WHAT THIS TASK INVOLVES:
Print the entire listing. Each line must match the original exactly.
-- START OF ENTRIES --
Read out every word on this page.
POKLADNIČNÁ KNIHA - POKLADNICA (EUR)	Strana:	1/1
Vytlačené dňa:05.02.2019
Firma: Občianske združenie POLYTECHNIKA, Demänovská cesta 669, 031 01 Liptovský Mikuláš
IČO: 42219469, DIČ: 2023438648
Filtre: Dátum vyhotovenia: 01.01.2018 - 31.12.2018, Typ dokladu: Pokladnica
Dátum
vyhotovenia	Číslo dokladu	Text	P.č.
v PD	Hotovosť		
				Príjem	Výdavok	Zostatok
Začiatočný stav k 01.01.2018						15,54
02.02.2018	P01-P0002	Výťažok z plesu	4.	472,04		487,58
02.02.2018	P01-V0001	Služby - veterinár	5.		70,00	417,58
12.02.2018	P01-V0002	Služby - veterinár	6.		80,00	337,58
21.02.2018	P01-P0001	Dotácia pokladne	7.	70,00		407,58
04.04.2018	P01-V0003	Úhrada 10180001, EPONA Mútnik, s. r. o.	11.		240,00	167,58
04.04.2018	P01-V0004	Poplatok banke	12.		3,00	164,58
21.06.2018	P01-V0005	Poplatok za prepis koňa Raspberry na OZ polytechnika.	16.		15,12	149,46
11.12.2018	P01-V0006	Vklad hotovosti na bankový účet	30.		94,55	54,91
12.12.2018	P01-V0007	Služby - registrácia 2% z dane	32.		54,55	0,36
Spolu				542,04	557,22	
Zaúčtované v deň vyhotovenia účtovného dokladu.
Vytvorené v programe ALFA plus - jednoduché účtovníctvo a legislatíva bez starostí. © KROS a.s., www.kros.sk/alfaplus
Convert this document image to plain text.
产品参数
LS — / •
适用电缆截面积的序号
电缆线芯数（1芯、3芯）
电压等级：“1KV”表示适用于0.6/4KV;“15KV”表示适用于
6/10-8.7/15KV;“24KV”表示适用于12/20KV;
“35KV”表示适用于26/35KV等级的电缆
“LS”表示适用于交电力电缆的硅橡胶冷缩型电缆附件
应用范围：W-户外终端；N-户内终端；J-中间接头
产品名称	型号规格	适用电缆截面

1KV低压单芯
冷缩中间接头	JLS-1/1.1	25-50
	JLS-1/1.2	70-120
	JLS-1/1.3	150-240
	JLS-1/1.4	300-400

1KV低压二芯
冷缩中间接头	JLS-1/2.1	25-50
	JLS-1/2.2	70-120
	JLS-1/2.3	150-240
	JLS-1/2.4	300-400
-- END OF ENTRIES --
REPLY TO THE EXERCISE:
Read out every word on this page.
POKLADNIČNÁ KNIHA - POKLADNICA (EUR)	Strana:	1/1
Vytlačené dňa:05.02.2019
Firma: Občianske združenie POLYTECHNIKA, Demänovská cesta 669, 031 01 Liptovský Mikuláš
IČO: 42219469, DIČ: 2023438648
Filtre: Dátum vyhotovenia: 01.01.2018 - 31.12.2018, Typ dokladu: Pokladnica
Dátum
vyhotovenia	Číslo dokladu	Text	P.č.
v PD	Hotovosť		
				Príjem	Výdavok	Zostatok
Začiatočný stav k 01.01.2018						15,54
02.02.2018	P01-P0002	Výťažok z plesu	4.	472,04		487,58
02.02.2018	P01-V0001	Služby - veterinár	5.		70,00	417,58
12.02.2018	P01-V0002	Služby - veterinár	6.		80,00	337,58
21.02.2018	P01-P0001	Dotácia pokladne	7.	70,00		407,58
04.04.2018	P01-V0003	Úhrada 10180001, EPONA Mútnik, s. r. o.	11.		240,00	167,58
04.04.2018	P01-V0004	Poplatok banke	12.		3,00	164,58
21.06.2018	P01-V0005	Poplatok za prepis koňa Raspberry na OZ polytechnika.	16.		15,12	149,46
11.12.2018	P01-V0006	Vklad hotovosti na bankový účet	30.		94,55	54,91
12.12.2018	P01-V0007	Služby - registrácia 2% z dane	32.		54,55	0,36
Spolu				542,04	557,22	
Zaúčtované v deň vyhotovenia účtovného dokladu.
Vytvorené v programe ALFA plus - jednoduché účtovníctvo a legislatíva bez starostí. © KROS a.s., www.kros.sk/alfaplus
Convert this document image to plain text.
产品参数
LS — / •
适用电缆截面积的序号
电缆线芯数（1芯、3芯）
电压等级：“1KV”表示适用于0.6/4KV;“15KV”表示适用于
6/10-8.7/15KV;“24KV”表示适用于12/20KV;
“35KV”表示适用于26/35KV等级的电缆
“LS”表示适用于交电力电缆的硅橡胶冷缩型电缆附件
应用范围：W-户外终端；N-户内终端；J-中间接头
产品名称	型号规格	适用电缆截面

1KV低压单芯
冷缩中间接头	JLS-1/1.1	25-50
	JLS-1/1.2	70-120
	JLS-1/1.3	150-240
	JLS-1/1.4	300-400

1KV低压二芯
冷缩中间接头	JLS-1/2.1	25-50
	JLS-1/2.2	70-120
	JLS-1/2.3	150-240
	JLS-1/2.4	300-400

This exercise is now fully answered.